SHORT EXERCISE:
Look through the data below and return each line where "percent" appears.

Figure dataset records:
.....

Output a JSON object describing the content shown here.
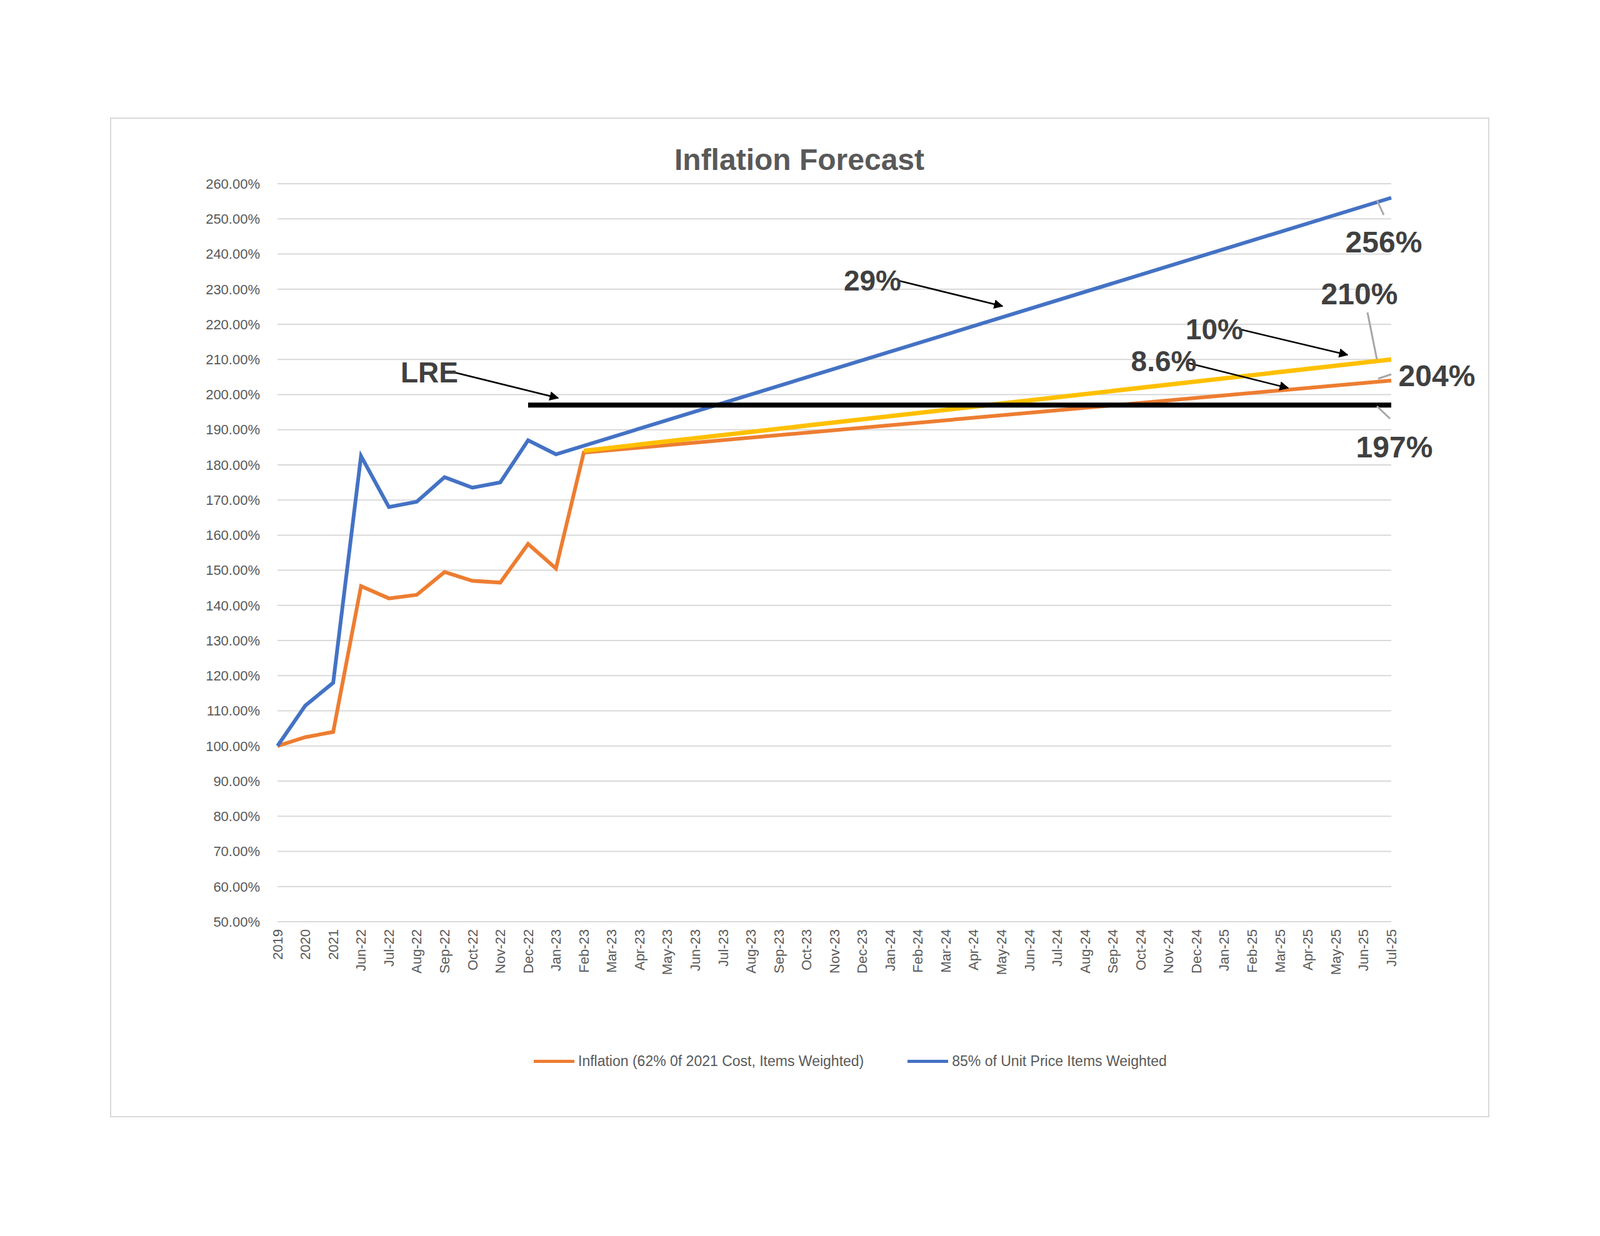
{
  "chart_data": {
    "type": "line",
    "title": "Inflation Forecast",
    "categories": [
      "2019",
      "2020",
      "2021",
      "Jun-22",
      "Jul-22",
      "Aug-22",
      "Sep-22",
      "Oct-22",
      "Nov-22",
      "Dec-22",
      "Jan-23",
      "Feb-23",
      "Mar-23",
      "Apr-23",
      "May-23",
      "Jun-23",
      "Jul-23",
      "Aug-23",
      "Sep-23",
      "Oct-23",
      "Nov-23",
      "Dec-23",
      "Jan-24",
      "Feb-24",
      "Mar-24",
      "Apr-24",
      "May-24",
      "Jun-24",
      "Jul-24",
      "Aug-24",
      "Sep-24",
      "Oct-24",
      "Nov-24",
      "Dec-24",
      "Jan-25",
      "Feb-25",
      "Mar-25",
      "Apr-25",
      "May-25",
      "Jun-25",
      "Jul-25"
    ],
    "series": [
      {
        "name": "Inflation (62% 0f 2021 Cost, Items Weighted)",
        "color": "#ed7d31",
        "values": [
          100,
          102.5,
          104,
          145.5,
          142,
          143,
          149.5,
          147,
          146.5,
          157.5,
          150.5,
          183.5,
          null,
          null,
          null,
          null,
          null,
          null,
          null,
          null,
          null,
          null,
          null,
          null,
          null,
          null,
          null,
          null,
          null,
          null,
          null,
          null,
          null,
          null,
          null,
          null,
          null,
          null,
          null,
          null,
          204
        ]
      },
      {
        "name": "85% of Unit Price Items Weighted",
        "color": "#4472c4",
        "values": [
          100,
          111.5,
          118,
          182.5,
          168,
          169.5,
          176.5,
          173.5,
          175,
          187,
          183,
          null,
          null,
          null,
          null,
          null,
          null,
          null,
          null,
          null,
          null,
          null,
          null,
          null,
          null,
          null,
          null,
          null,
          null,
          null,
          null,
          null,
          null,
          null,
          null,
          null,
          null,
          null,
          null,
          null,
          256
        ]
      },
      {
        "color": "#ffc000",
        "values": [
          null,
          null,
          null,
          null,
          null,
          null,
          null,
          null,
          null,
          null,
          null,
          184,
          null,
          null,
          null,
          null,
          null,
          null,
          null,
          null,
          null,
          null,
          null,
          null,
          null,
          null,
          null,
          null,
          null,
          null,
          null,
          null,
          null,
          null,
          null,
          null,
          null,
          null,
          null,
          null,
          210
        ]
      },
      {
        "color": "#000000",
        "values": [
          null,
          null,
          null,
          null,
          null,
          null,
          null,
          null,
          null,
          197,
          null,
          null,
          null,
          null,
          null,
          null,
          null,
          null,
          null,
          null,
          null,
          null,
          null,
          null,
          null,
          null,
          null,
          null,
          null,
          null,
          null,
          null,
          null,
          null,
          null,
          null,
          null,
          null,
          null,
          null,
          197
        ]
      }
    ],
    "ylim": [
      50,
      260
    ],
    "yticks": [
      {
        "value": 50,
        "label": "50.00%"
      },
      {
        "value": 60,
        "label": "60.00%"
      },
      {
        "value": 70,
        "label": "70.00%"
      },
      {
        "value": 80,
        "label": "80.00%"
      },
      {
        "value": 90,
        "label": "90.00%"
      },
      {
        "value": 100,
        "label": "100.00%"
      },
      {
        "value": 110,
        "label": "110.00%"
      },
      {
        "value": 120,
        "label": "120.00%"
      },
      {
        "value": 130,
        "label": "130.00%"
      },
      {
        "value": 140,
        "label": "140.00%"
      },
      {
        "value": 150,
        "label": "150.00%"
      },
      {
        "value": 160,
        "label": "160.00%"
      },
      {
        "value": 170,
        "label": "170.00%"
      },
      {
        "value": 180,
        "label": "180.00%"
      },
      {
        "value": 190,
        "label": "190.00%"
      },
      {
        "value": 200,
        "label": "200.00%"
      },
      {
        "value": 210,
        "label": "210.00%"
      },
      {
        "value": 220,
        "label": "220.00%"
      },
      {
        "value": 230,
        "label": "230.00%"
      },
      {
        "value": 240,
        "label": "240.00%"
      },
      {
        "value": 250,
        "label": "250.00%"
      },
      {
        "value": 260,
        "label": "260.00%"
      }
    ],
    "grid": true,
    "legend": "bottom",
    "annotations": [
      {
        "text": "LRE"
      },
      {
        "text": "29%"
      },
      {
        "text": "10%"
      },
      {
        "text": "8.6%"
      },
      {
        "text": "256%"
      },
      {
        "text": "210%"
      },
      {
        "text": "204%"
      },
      {
        "text": "197%"
      }
    ]
  }
}
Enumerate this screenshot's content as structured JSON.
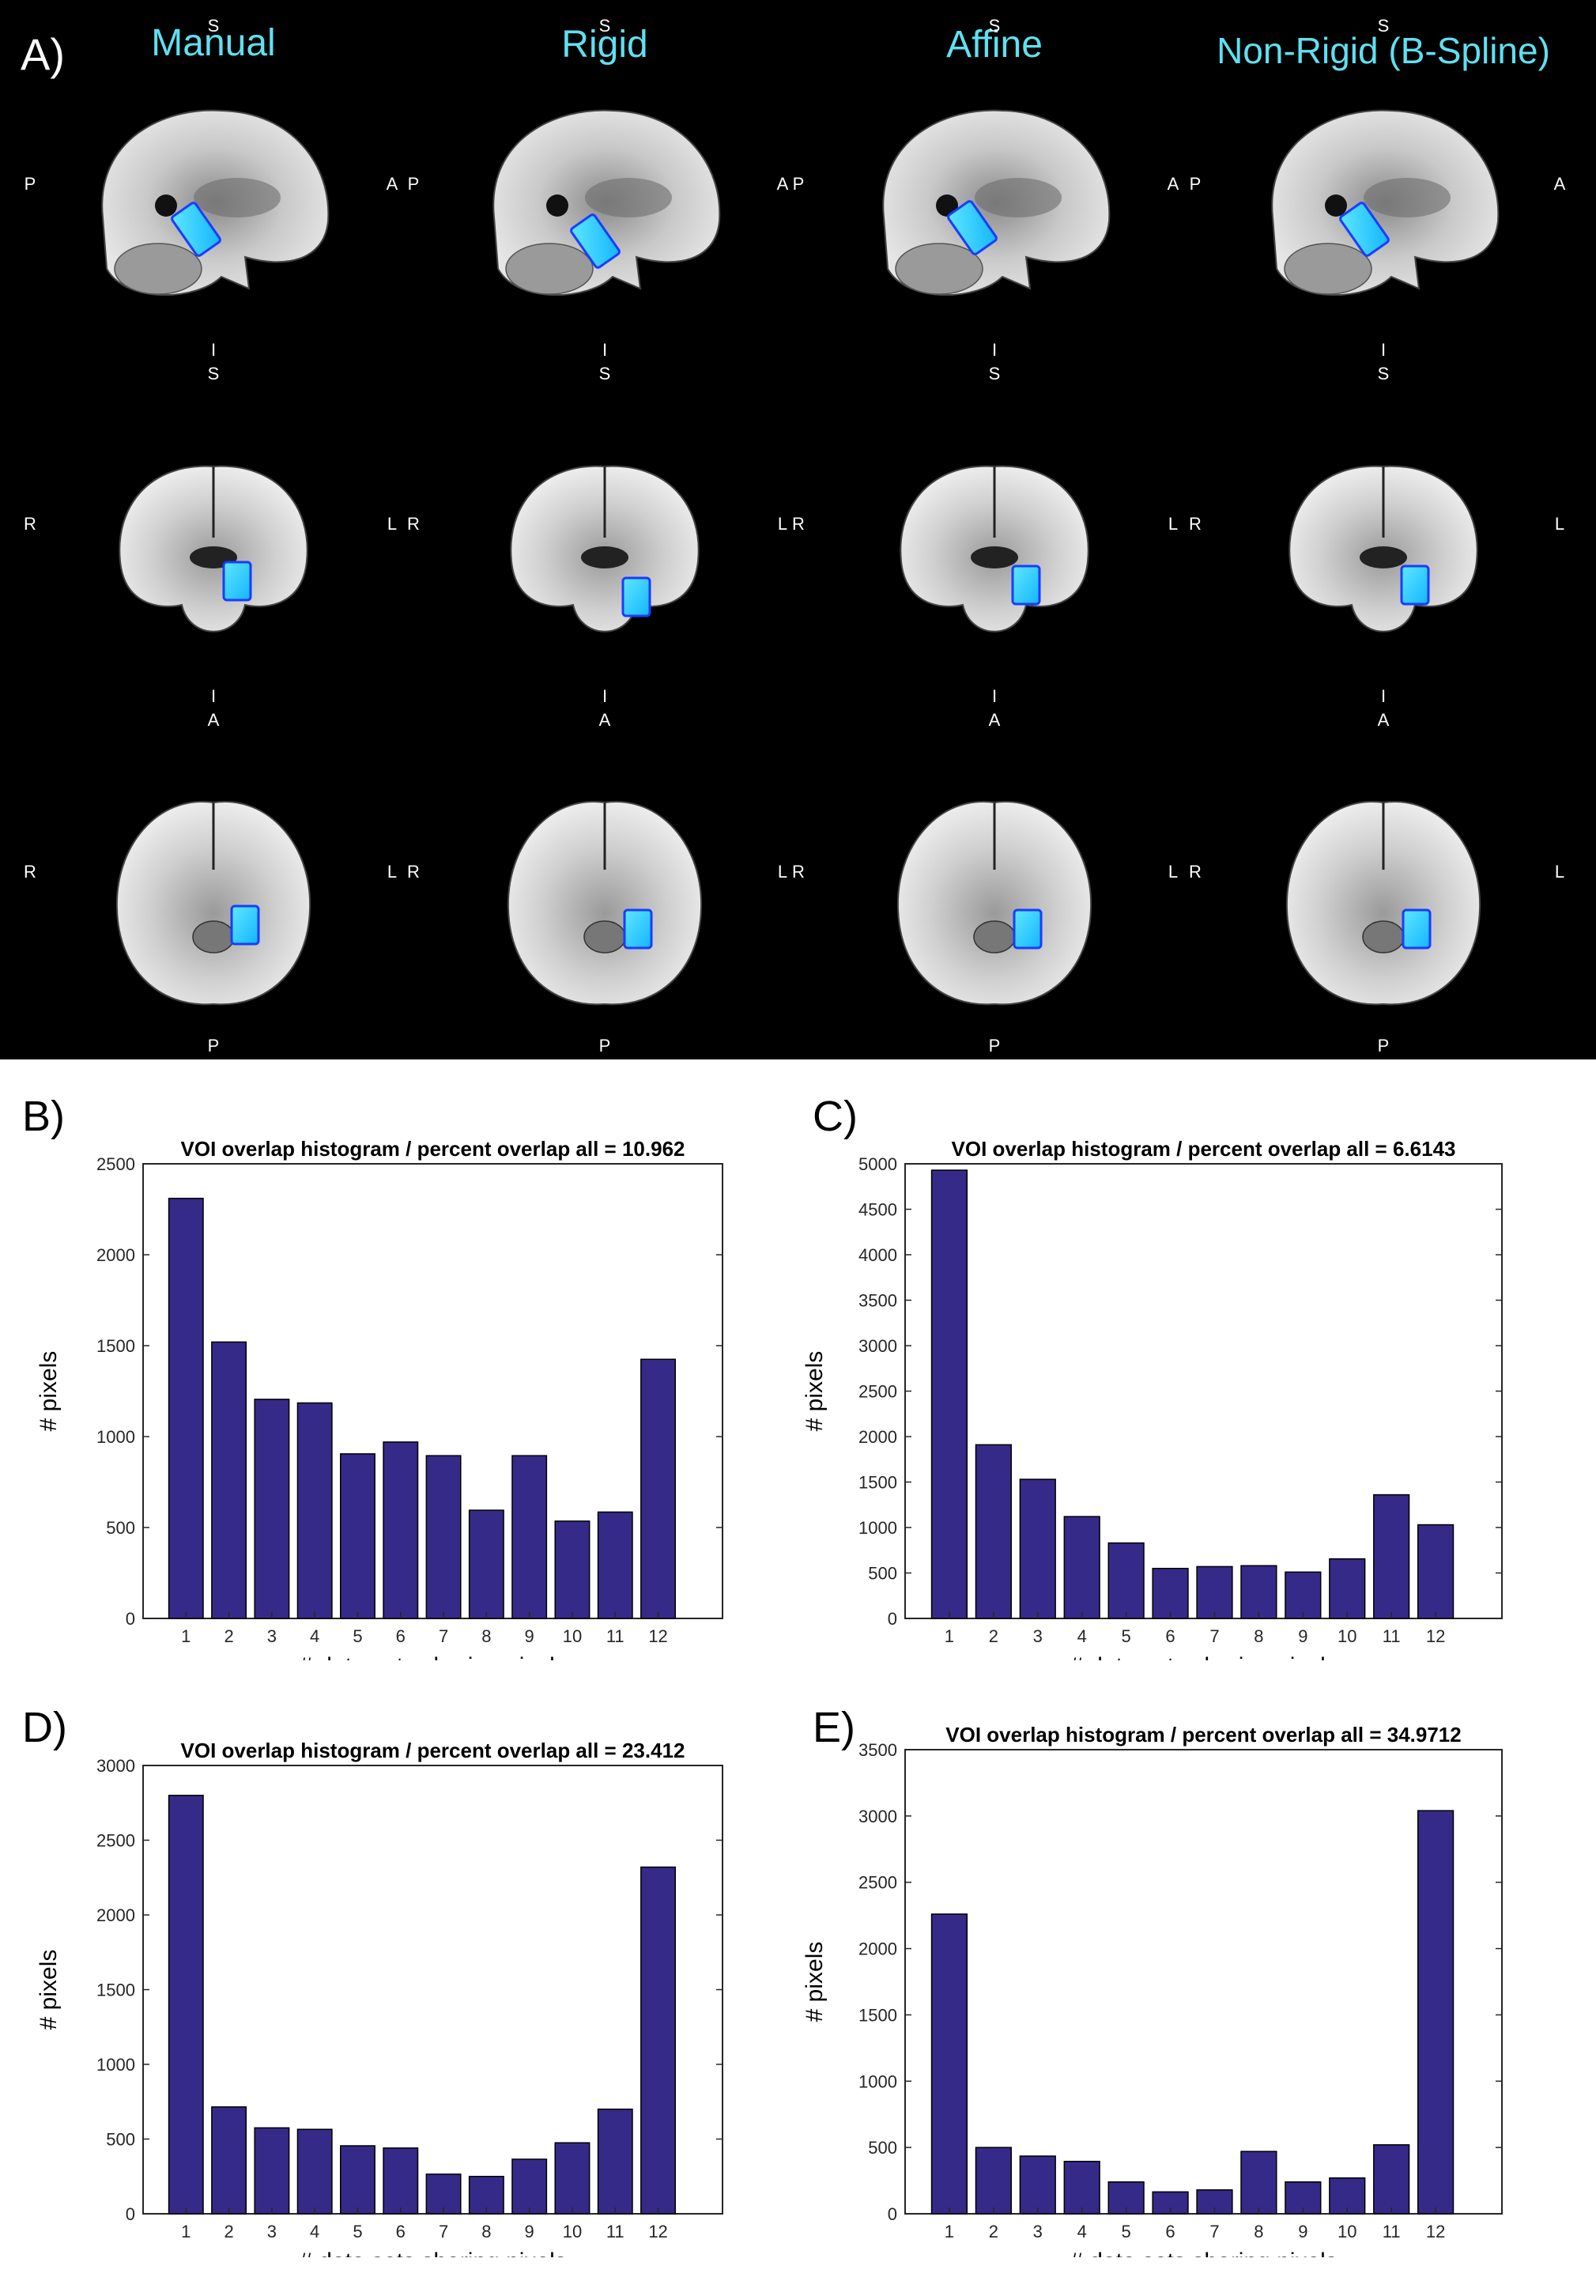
{
  "panel_a": {
    "letter": "A)",
    "column_titles": [
      "Manual",
      "Rigid",
      "Affine",
      "Non-Rigid (B-Spline)"
    ],
    "views": [
      {
        "view": "sagittal",
        "top": "S",
        "bottom": "I",
        "left": "P",
        "right": "A"
      },
      {
        "view": "coronal",
        "top": "S",
        "bottom": "I",
        "left": "R",
        "right": "L"
      },
      {
        "view": "axial",
        "top": "A",
        "bottom": "P",
        "left": "R",
        "right": "L"
      }
    ],
    "colors": {
      "background": "#000000",
      "title": "#5fe0f0",
      "label": "#ffffff",
      "voi": "#19c8ff",
      "voi_edge": "#1a3cff"
    }
  },
  "chart_data": [
    {
      "panel": "B)",
      "type": "bar",
      "title": "VOI overlap histogram / percent overlap all = 10.962",
      "xlabel": "# data sets sharing pixels",
      "ylabel": "# pixels",
      "categories": [
        "1",
        "2",
        "3",
        "4",
        "5",
        "6",
        "7",
        "8",
        "9",
        "10",
        "11",
        "12"
      ],
      "values": [
        2310,
        1520,
        1205,
        1185,
        905,
        970,
        895,
        595,
        895,
        535,
        585,
        1425
      ],
      "ylim": [
        0,
        2500
      ],
      "yticks": [
        0,
        500,
        1000,
        1500,
        2000,
        2500
      ],
      "bar_color": "#352a87"
    },
    {
      "panel": "C)",
      "type": "bar",
      "title": "VOI overlap histogram / percent overlap all = 6.6143",
      "xlabel": "# data sets sharing pixels",
      "ylabel": "# pixels",
      "categories": [
        "1",
        "2",
        "3",
        "4",
        "5",
        "6",
        "7",
        "8",
        "9",
        "10",
        "11",
        "12"
      ],
      "values": [
        4930,
        1910,
        1530,
        1120,
        830,
        550,
        570,
        580,
        510,
        655,
        1360,
        1030
      ],
      "ylim": [
        0,
        5000
      ],
      "yticks": [
        0,
        500,
        1000,
        1500,
        2000,
        2500,
        3000,
        3500,
        4000,
        4500,
        5000
      ],
      "bar_color": "#352a87"
    },
    {
      "panel": "D)",
      "type": "bar",
      "title": "VOI overlap histogram / percent overlap all = 23.412",
      "xlabel": "# data sets sharing pixels",
      "ylabel": "# pixels",
      "categories": [
        "1",
        "2",
        "3",
        "4",
        "5",
        "6",
        "7",
        "8",
        "9",
        "10",
        "11",
        "12"
      ],
      "values": [
        2800,
        715,
        575,
        565,
        455,
        440,
        265,
        250,
        365,
        475,
        700,
        2320
      ],
      "ylim": [
        0,
        3000
      ],
      "yticks": [
        0,
        500,
        1000,
        1500,
        2000,
        2500,
        3000
      ],
      "bar_color": "#352a87"
    },
    {
      "panel": "E)",
      "type": "bar",
      "title": "VOI overlap histogram / percent overlap all = 34.9712",
      "xlabel": "# data sets sharing pixels",
      "ylabel": "# pixels",
      "categories": [
        "1",
        "2",
        "3",
        "4",
        "5",
        "6",
        "7",
        "8",
        "9",
        "10",
        "11",
        "12"
      ],
      "values": [
        2260,
        500,
        435,
        395,
        240,
        165,
        180,
        470,
        240,
        270,
        520,
        3040
      ],
      "ylim": [
        0,
        3500
      ],
      "yticks": [
        0,
        500,
        1000,
        1500,
        2000,
        2500,
        3000,
        3500
      ],
      "bar_color": "#352a87"
    }
  ]
}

.....

SOLVED EXERCISE:
      "title": "VOI overlap histogram / percent overlap all = 10.962",
      "title": "VOI overlap histogram / percent overlap all = 6.6143",
      "title": "VOI overlap histogram / percent overlap all = 23.412",
      "title": "VOI overlap histogram / percent overlap all = 34.9712",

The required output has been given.